Element placement data

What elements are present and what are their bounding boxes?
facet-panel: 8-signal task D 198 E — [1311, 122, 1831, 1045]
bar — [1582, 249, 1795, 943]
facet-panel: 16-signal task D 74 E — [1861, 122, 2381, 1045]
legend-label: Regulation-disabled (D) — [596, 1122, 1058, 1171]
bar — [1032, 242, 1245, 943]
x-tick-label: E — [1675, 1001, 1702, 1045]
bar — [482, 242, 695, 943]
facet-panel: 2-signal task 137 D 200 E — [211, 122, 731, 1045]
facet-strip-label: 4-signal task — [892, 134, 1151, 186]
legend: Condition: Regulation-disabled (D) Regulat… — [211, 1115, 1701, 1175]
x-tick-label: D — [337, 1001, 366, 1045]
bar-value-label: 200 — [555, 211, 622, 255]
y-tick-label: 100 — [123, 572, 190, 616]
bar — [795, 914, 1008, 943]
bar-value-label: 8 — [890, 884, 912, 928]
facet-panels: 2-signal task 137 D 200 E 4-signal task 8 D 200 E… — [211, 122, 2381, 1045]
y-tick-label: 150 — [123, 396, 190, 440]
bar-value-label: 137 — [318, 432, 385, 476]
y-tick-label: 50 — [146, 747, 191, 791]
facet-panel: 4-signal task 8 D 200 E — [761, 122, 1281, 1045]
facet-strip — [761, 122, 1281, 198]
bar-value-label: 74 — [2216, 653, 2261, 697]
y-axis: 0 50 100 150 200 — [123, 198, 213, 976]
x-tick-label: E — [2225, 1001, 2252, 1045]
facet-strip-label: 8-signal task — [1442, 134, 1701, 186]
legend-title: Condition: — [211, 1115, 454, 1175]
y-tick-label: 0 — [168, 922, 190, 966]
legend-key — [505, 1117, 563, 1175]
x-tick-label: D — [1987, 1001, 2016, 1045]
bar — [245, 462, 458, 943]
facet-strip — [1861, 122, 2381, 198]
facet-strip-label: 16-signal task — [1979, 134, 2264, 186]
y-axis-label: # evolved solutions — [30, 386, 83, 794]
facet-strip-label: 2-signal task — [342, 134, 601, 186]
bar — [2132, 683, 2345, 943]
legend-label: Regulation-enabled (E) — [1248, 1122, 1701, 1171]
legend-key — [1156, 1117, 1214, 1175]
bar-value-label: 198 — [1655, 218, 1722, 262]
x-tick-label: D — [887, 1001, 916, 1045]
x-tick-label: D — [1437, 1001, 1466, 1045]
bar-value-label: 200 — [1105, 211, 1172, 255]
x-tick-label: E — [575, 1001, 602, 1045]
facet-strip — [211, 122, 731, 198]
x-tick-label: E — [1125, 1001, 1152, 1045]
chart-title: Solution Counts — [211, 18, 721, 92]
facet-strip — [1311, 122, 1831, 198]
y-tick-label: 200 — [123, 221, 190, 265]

> **REQUEST**
Reproduce every line of the listing above verbatim, with no character altered.

> **THE RESPONSE**
What elements are present and what are their bounding boxes?
facet-panel: 8-signal task D 198 E — [1311, 122, 1831, 1045]
bar — [1582, 249, 1795, 943]
facet-panel: 16-signal task D 74 E — [1861, 122, 2381, 1045]
legend-label: Regulation-disabled (D) — [596, 1122, 1058, 1171]
bar — [1032, 242, 1245, 943]
x-tick-label: E — [1675, 1001, 1702, 1045]
bar — [482, 242, 695, 943]
facet-panel: 2-signal task 137 D 200 E — [211, 122, 731, 1045]
facet-strip-label: 4-signal task — [892, 134, 1151, 186]
legend: Condition: Regulation-disabled (D) Regulat… — [211, 1115, 1701, 1175]
x-tick-label: D — [337, 1001, 366, 1045]
bar-value-label: 200 — [555, 211, 622, 255]
y-tick-label: 100 — [123, 572, 190, 616]
bar — [795, 914, 1008, 943]
bar-value-label: 8 — [890, 884, 912, 928]
facet-panels: 2-signal task 137 D 200 E 4-signal task 8 D 200 E… — [211, 122, 2381, 1045]
y-tick-label: 150 — [123, 396, 190, 440]
bar-value-label: 137 — [318, 432, 385, 476]
y-tick-label: 50 — [146, 747, 191, 791]
facet-panel: 4-signal task 8 D 200 E — [761, 122, 1281, 1045]
facet-strip — [761, 122, 1281, 198]
bar-value-label: 74 — [2216, 653, 2261, 697]
y-axis: 0 50 100 150 200 — [123, 198, 213, 976]
x-tick-label: E — [2225, 1001, 2252, 1045]
facet-strip-label: 8-signal task — [1442, 134, 1701, 186]
legend-title: Condition: — [211, 1115, 454, 1175]
y-tick-label: 0 — [168, 922, 190, 966]
legend-key — [505, 1117, 563, 1175]
x-tick-label: D — [1987, 1001, 2016, 1045]
bar — [245, 462, 458, 943]
facet-strip — [1861, 122, 2381, 198]
facet-strip-label: 16-signal task — [1979, 134, 2264, 186]
y-axis-label: # evolved solutions — [30, 386, 83, 794]
facet-strip-label: 2-signal task — [342, 134, 601, 186]
bar — [2132, 683, 2345, 943]
legend-label: Regulation-enabled (E) — [1248, 1122, 1701, 1171]
legend-key — [1156, 1117, 1214, 1175]
bar-value-label: 198 — [1655, 218, 1722, 262]
x-tick-label: D — [887, 1001, 916, 1045]
x-tick-label: D — [1437, 1001, 1466, 1045]
bar-value-label: 200 — [1105, 211, 1172, 255]
x-tick-label: E — [575, 1001, 602, 1045]
facet-strip — [211, 122, 731, 198]
x-tick-label: E — [1125, 1001, 1152, 1045]
chart-title: Solution Counts — [211, 18, 721, 92]
facet-strip — [1311, 122, 1831, 198]
y-tick-label: 200 — [123, 221, 190, 265]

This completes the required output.